··· Entries supplied ···
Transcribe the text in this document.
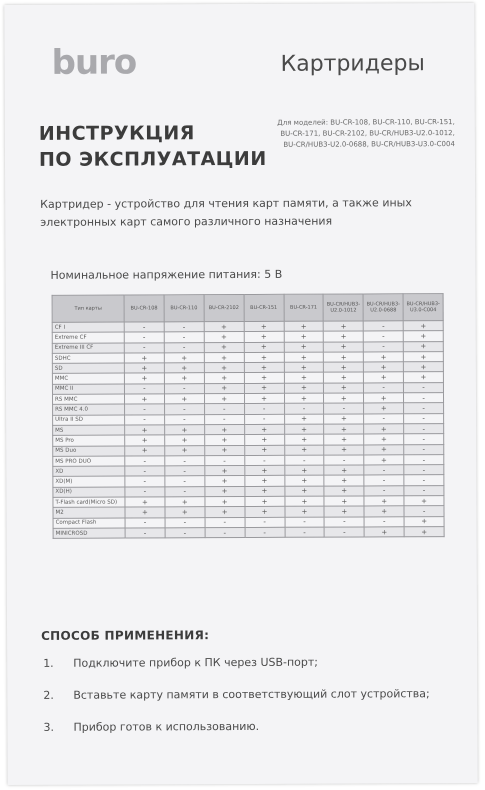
buro	Картридеры
ИНСТРУКЦИЯ
ПО ЭКСПЛУАТАЦИИ
Для моделей: BU-CR-108, BU-CR-110, BU-CR-151,
BU-CR-171, BU-CR-2102, BU-CR/HUB3-U2.0-1012,
BU-CR/HUB3-U2.0-0688, BU-CR/HUB3-U3.0-C004
Картридер - устройство для чтения карт памяти, а также иных
электронных карт самого различного назначения
Номинальное напряжение питания: 5 В
Тип карты	BU-CR-108	BU-CR-110	BU-CR-2102	BU-CR-151	BU-CR-171	BU-CR/HUB3-U2.0-1012	BU-CR/HUB3-U2.0-0688	BU-CR/HUB3-U3.0-C004
CF I	-	-	+	+	+	+	-	+
Extreme CF	-	-	+	+	+	+	-	+
Extreme III CF	-	-	+	+	+	+	-	+
SDHC	+	+	+	+	+	+	+	+
SD	+	+	+	+	+	+	+	+
MMC	+	+	+	+	+	+	+	+
MMC II	-	-	+	+	+	+	-	-
RS MMC	+	+	+	+	+	+	+	-
RS MMC 4.0	-	-	-	-	-	-	+	-
Ultra II SD	-	-	-	-	+	+	-	-
MS	+	+	+	+	+	+	+	-
MS Pro	+	+	+	+	+	+	+	-
MS Duo	+	+	+	+	+	+	+	-
MS PRO DUO	-	-	-	-	-	-	+	-
XD	-	-	+	+	+	+	-	-
XD(M)	-	-	+	+	+	+	-	-
XD(H)	-	-	+	+	+	+	-	-
T-Flash card(Micro SD)	+	+	+	+	+	+	+	+
M2	+	+	+	+	+	+	+	-
Compact Flash	-	-	-	-	-	-	-	+
MINICROSD	-	-	-	-	-	-	+	+
СПОСОБ ПРИМЕНЕНИЯ:
1.	Подключите прибор к ПК через USB-порт;
2.	Вставьте карту памяти в соответствующий слот устройства;
3.	Прибор готов к использованию.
···
**Stated task:** Pick each line holding the word "памяти" out of the listing.

**Result for this task:**
Картридер - устройство для чтения карт памяти, а также иных
2.	Вставьте карту памяти в соответствующий слот устройства;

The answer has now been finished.